# Short exercise
Every entry must be echoed exactly.

# Entries provided
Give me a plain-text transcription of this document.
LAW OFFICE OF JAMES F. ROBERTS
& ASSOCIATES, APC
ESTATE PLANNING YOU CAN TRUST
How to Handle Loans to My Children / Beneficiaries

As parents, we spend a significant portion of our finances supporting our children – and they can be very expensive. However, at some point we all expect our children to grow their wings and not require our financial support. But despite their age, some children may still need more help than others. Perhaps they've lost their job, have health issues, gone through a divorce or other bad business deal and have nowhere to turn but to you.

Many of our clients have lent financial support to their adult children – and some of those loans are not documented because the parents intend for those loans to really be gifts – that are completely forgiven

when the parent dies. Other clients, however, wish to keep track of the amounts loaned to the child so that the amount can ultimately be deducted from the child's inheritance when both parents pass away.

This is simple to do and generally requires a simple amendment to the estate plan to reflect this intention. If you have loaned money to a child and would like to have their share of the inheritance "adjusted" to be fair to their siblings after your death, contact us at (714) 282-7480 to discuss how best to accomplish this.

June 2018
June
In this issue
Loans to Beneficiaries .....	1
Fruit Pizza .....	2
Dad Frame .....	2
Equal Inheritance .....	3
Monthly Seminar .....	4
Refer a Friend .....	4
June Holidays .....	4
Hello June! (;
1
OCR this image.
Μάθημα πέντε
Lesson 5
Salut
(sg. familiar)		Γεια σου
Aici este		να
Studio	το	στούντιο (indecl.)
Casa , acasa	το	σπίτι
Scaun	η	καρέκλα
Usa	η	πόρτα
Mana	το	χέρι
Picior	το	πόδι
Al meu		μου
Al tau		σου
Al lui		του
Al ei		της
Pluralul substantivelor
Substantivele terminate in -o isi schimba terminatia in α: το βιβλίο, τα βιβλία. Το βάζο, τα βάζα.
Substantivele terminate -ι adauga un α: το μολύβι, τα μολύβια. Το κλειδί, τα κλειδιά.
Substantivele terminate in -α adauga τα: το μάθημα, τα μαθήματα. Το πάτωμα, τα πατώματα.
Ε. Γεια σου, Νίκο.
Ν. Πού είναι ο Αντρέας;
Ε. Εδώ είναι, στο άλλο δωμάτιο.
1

# Exercise output
Give me a plain-text transcription of this document.
LAW OFFICE OF JAMES F. ROBERTS
& ASSOCIATES, APC
ESTATE PLANNING YOU CAN TRUST
How to Handle Loans to My Children / Beneficiaries

As parents, we spend a significant portion of our finances supporting our children – and they can be very expensive. However, at some point we all expect our children to grow their wings and not require our financial support. But despite their age, some children may still need more help than others. Perhaps they've lost their job, have health issues, gone through a divorce or other bad business deal and have nowhere to turn but to you.

Many of our clients have lent financial support to their adult children – and some of those loans are not documented because the parents intend for those loans to really be gifts – that are completely forgiven

when the parent dies. Other clients, however, wish to keep track of the amounts loaned to the child so that the amount can ultimately be deducted from the child's inheritance when both parents pass away.

This is simple to do and generally requires a simple amendment to the estate plan to reflect this intention. If you have loaned money to a child and would like to have their share of the inheritance "adjusted" to be fair to their siblings after your death, contact us at (714) 282-7480 to discuss how best to accomplish this.

June 2018
June
In this issue
Loans to Beneficiaries .....	1
Fruit Pizza .....	2
Dad Frame .....	2
Equal Inheritance .....	3
Monthly Seminar .....	4
Refer a Friend .....	4
June Holidays .....	4
Hello June! (;
1
OCR this image.
Μάθημα πέντε
Lesson 5
Salut
(sg. familiar)		Γεια σου
Aici este		να
Studio	το	στούντιο (indecl.)
Casa , acasa	το	σπίτι
Scaun	η	καρέκλα
Usa	η	πόρτα
Mana	το	χέρι
Picior	το	πόδι
Al meu		μου
Al tau		σου
Al lui		του
Al ei		της
Pluralul substantivelor
Substantivele terminate in -o isi schimba terminatia in α: το βιβλίο, τα βιβλία. Το βάζο, τα βάζα.
Substantivele terminate -ι adauga un α: το μολύβι, τα μολύβια. Το κλειδί, τα κλειδιά.
Substantivele terminate in -α adauga τα: το μάθημα, τα μαθήματα. Το πάτωμα, τα πατώματα.
Ε. Γεια σου, Νίκο.
Ν. Πού είναι ο Αντρέας;
Ε. Εδώ είναι, στο άλλο δωμάτιο.
1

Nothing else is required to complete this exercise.